#### [THE PROBLEM]
Scan the data below. Pull out each line where "horizontal" occurs.

┄┄┄┄┄┄┄┄┄┄

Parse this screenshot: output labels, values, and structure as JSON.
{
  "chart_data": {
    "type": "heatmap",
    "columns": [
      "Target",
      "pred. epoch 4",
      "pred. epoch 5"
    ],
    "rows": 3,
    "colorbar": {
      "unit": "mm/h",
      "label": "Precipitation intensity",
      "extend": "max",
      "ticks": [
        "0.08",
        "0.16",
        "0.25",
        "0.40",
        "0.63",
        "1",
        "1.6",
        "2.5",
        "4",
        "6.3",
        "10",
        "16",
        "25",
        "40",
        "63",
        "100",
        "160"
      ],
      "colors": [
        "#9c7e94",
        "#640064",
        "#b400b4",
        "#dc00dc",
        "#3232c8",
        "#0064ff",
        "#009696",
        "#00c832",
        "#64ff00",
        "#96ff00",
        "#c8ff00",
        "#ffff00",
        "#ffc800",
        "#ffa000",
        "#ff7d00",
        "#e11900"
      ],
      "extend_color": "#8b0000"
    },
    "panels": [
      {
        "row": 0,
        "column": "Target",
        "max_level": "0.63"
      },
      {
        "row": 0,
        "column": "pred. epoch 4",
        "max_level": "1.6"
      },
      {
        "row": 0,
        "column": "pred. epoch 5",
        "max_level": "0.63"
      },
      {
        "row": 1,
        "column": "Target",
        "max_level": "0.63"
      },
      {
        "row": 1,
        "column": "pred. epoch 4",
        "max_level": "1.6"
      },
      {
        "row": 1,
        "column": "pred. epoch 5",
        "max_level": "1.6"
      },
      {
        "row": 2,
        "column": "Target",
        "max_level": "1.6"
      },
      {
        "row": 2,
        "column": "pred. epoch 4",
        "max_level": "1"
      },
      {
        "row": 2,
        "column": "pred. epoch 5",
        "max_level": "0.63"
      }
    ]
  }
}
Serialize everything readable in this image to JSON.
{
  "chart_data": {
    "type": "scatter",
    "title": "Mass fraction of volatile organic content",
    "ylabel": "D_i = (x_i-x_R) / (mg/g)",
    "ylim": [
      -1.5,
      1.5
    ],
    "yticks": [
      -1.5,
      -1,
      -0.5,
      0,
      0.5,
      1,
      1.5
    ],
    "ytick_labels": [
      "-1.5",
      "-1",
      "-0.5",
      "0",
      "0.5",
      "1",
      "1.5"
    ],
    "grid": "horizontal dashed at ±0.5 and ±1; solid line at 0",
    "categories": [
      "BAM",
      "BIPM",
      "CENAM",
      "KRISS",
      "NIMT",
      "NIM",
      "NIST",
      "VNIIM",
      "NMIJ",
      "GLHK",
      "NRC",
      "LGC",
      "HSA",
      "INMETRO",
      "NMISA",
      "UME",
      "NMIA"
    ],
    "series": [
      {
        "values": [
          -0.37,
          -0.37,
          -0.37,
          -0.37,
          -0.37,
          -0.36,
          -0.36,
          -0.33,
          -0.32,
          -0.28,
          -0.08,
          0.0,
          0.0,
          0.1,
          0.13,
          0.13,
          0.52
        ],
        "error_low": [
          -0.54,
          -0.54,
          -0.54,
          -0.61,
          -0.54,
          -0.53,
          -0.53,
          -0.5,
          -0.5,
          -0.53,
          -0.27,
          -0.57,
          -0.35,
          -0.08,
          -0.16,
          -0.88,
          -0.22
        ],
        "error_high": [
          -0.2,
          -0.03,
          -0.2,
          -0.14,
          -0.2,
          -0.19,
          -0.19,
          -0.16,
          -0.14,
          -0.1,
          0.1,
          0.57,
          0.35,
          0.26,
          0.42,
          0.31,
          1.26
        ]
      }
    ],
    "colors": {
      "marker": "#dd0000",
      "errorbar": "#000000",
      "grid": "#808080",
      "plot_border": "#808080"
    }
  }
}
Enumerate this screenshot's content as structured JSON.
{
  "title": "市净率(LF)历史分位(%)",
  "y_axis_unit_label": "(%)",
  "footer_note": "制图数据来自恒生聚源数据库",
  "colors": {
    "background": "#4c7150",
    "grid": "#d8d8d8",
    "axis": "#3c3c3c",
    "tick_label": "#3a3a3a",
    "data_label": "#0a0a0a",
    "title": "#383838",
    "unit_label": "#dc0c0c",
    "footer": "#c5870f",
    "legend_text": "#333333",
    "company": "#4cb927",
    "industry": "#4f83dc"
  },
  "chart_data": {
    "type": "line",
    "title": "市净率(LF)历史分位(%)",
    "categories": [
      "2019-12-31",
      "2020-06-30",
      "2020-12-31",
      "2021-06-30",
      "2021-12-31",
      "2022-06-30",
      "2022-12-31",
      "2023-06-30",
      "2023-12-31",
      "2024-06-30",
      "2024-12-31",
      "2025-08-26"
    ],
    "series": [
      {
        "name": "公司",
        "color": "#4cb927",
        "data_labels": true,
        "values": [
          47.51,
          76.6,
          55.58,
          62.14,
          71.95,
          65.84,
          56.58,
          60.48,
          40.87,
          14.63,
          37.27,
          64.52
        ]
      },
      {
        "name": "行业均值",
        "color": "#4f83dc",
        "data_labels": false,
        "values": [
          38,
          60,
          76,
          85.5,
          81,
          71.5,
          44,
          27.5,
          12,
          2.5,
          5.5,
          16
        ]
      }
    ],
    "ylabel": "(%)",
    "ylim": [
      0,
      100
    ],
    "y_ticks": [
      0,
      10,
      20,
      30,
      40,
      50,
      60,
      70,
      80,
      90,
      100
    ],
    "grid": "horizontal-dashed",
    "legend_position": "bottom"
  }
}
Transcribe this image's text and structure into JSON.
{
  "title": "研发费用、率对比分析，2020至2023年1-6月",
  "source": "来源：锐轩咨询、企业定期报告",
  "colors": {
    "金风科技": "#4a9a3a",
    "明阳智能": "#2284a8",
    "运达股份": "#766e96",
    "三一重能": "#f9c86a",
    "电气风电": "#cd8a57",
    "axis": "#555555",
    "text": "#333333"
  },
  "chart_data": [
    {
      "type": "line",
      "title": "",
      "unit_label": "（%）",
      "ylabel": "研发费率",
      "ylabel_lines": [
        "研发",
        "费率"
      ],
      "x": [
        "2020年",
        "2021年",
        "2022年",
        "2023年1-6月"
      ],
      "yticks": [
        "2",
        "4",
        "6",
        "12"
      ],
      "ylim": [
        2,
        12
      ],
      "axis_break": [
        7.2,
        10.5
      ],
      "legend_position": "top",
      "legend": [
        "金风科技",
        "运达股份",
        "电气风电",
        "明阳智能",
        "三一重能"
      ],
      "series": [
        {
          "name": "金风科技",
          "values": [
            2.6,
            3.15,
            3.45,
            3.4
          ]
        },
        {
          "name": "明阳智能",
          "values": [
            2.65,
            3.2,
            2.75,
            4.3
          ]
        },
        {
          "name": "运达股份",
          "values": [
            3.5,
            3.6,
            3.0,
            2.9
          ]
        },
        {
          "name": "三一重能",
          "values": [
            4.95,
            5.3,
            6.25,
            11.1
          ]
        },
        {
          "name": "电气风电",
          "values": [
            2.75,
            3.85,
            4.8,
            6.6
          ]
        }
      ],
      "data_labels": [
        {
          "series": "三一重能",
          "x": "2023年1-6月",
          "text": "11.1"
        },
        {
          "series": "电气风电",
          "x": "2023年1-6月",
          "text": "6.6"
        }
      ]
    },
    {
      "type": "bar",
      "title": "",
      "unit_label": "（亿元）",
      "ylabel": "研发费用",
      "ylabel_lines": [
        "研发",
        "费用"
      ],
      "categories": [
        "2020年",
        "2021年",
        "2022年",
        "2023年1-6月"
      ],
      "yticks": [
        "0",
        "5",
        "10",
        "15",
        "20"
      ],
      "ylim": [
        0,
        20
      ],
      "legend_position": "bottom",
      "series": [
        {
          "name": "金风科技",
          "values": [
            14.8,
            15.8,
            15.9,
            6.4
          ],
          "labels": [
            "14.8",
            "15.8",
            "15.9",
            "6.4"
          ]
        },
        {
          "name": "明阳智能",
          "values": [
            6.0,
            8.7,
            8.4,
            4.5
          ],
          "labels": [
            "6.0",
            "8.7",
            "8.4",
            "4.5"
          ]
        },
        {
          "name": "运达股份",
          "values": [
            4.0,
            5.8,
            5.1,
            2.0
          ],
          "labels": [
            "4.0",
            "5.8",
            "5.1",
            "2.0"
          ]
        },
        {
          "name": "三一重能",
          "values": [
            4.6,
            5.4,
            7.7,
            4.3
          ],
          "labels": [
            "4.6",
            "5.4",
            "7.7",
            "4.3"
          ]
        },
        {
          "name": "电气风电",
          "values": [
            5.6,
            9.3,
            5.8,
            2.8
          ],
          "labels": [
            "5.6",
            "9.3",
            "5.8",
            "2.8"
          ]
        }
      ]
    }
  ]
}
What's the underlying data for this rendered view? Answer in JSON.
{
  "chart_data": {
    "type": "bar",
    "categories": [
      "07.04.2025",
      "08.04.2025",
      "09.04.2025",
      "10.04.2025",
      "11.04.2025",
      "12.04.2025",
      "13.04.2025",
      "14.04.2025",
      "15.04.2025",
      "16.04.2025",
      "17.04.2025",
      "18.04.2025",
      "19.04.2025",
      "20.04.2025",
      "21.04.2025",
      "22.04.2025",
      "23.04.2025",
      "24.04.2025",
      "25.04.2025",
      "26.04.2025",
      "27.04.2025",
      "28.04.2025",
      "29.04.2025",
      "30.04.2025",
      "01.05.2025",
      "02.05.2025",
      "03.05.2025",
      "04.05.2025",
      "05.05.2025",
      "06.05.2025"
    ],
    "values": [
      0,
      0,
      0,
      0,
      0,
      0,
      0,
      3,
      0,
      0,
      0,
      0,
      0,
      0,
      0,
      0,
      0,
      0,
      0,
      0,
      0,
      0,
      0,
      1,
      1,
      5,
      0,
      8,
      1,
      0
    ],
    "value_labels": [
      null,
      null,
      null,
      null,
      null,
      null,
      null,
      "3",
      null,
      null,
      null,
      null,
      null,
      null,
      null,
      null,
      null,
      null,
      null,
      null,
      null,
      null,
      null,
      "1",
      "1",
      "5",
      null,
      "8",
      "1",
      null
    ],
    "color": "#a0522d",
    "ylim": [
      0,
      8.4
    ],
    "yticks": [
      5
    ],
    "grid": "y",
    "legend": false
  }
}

┄┄┄┄┄┄┄┄┄┄

#### [CORRECT RESULT]
    "grid": "horizontal dashed at ±0.5 and ±1; solid line at 0",
    "grid": "horizontal-dashed",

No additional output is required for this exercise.